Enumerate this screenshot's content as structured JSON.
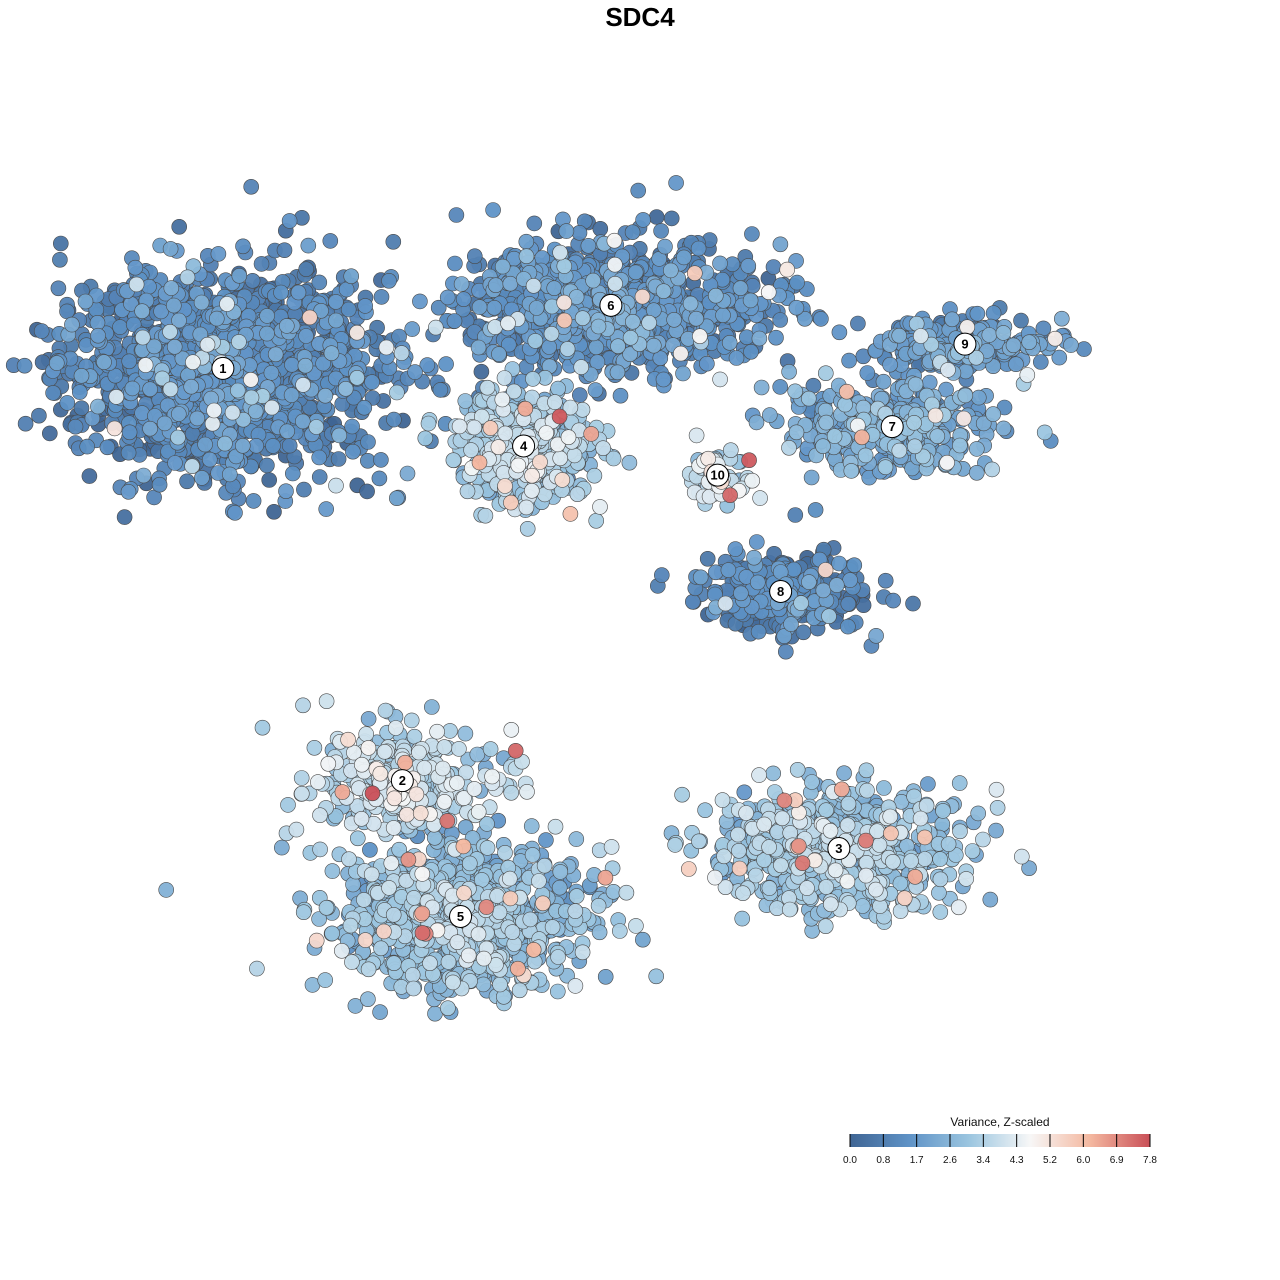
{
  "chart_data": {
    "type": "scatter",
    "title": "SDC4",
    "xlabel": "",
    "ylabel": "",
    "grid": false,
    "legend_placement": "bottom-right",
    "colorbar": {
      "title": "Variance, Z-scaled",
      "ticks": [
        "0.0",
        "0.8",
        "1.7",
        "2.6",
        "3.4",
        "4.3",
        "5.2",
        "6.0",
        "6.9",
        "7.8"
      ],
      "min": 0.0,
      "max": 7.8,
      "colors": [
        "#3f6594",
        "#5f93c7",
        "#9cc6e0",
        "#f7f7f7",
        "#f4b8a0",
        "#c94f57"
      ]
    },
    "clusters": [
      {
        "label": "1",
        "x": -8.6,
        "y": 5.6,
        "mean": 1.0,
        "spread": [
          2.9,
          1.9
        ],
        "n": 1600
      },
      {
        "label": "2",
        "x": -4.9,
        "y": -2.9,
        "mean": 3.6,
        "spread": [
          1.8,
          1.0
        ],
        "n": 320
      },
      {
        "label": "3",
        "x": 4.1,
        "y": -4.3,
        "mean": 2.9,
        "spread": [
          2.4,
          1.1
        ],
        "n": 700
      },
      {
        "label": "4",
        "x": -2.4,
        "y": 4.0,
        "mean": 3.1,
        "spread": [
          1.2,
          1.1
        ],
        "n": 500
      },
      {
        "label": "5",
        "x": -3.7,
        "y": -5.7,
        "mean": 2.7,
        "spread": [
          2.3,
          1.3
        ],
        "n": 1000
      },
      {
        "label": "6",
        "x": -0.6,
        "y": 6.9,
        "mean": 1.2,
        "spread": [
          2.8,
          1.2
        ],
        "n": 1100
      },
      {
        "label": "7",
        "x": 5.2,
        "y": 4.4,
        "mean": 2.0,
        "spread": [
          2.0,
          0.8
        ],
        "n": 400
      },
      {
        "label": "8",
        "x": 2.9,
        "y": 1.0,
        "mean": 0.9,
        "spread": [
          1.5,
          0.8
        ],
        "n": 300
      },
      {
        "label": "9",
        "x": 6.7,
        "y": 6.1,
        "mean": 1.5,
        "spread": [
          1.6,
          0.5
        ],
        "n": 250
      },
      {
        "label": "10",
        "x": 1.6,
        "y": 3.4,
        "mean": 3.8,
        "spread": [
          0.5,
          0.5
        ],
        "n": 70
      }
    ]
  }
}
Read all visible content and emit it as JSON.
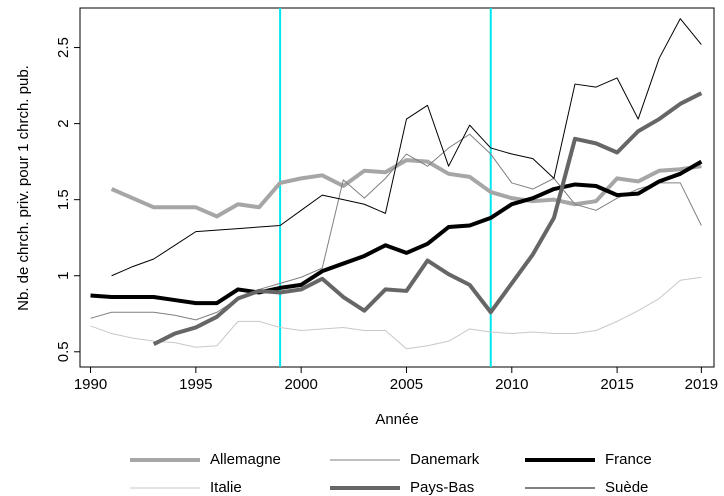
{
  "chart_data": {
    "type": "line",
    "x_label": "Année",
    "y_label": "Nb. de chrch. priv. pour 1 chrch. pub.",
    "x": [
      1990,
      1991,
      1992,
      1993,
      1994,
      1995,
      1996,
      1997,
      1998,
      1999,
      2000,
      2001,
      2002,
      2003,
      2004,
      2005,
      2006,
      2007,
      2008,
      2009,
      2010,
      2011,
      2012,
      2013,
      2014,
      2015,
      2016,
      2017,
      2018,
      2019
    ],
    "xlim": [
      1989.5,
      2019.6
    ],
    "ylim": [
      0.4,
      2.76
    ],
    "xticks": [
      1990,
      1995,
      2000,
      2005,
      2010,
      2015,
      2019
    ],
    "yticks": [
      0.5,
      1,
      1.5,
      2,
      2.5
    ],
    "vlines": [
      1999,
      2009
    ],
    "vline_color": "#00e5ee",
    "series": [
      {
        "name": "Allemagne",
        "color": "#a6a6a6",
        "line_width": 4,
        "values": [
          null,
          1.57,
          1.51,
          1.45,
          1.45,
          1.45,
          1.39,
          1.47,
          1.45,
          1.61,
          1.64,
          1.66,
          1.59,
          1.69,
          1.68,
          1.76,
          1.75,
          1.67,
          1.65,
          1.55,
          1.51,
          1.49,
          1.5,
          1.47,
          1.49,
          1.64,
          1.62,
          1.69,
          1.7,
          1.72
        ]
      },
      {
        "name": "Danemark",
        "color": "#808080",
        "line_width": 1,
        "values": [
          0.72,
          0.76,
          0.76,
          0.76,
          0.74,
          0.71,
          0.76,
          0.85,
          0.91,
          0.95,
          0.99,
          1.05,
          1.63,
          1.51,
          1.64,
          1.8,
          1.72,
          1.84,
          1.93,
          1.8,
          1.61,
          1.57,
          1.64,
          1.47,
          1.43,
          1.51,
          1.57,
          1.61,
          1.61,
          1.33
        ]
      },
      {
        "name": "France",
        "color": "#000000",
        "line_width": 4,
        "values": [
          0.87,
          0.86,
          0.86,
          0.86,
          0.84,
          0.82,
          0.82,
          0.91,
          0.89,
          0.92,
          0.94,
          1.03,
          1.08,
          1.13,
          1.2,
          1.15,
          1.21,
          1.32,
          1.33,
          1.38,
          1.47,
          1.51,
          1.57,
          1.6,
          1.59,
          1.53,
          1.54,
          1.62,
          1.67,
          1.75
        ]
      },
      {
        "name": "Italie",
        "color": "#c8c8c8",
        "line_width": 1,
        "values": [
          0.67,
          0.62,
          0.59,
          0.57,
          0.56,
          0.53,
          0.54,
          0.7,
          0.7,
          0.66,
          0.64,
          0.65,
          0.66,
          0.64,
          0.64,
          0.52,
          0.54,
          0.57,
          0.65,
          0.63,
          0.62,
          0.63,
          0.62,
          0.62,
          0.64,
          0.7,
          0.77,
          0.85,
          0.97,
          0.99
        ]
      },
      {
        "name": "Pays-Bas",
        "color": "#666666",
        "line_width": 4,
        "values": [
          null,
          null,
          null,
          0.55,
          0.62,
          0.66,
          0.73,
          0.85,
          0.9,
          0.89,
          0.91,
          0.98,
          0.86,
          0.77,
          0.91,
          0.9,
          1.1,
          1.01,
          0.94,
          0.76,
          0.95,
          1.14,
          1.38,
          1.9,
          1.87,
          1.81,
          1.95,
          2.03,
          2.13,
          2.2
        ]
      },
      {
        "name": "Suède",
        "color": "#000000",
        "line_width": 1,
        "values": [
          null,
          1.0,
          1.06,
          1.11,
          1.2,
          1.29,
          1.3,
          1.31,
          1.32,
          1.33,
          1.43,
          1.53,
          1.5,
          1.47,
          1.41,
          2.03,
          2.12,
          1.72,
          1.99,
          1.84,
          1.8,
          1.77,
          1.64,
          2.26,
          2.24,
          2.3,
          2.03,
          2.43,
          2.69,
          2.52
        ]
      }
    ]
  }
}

TASK INSTRUCTIONS — Reply with nothing but the number of lines that contain the word "mean".

SOLUTION FOR THIS PROBLEM — 10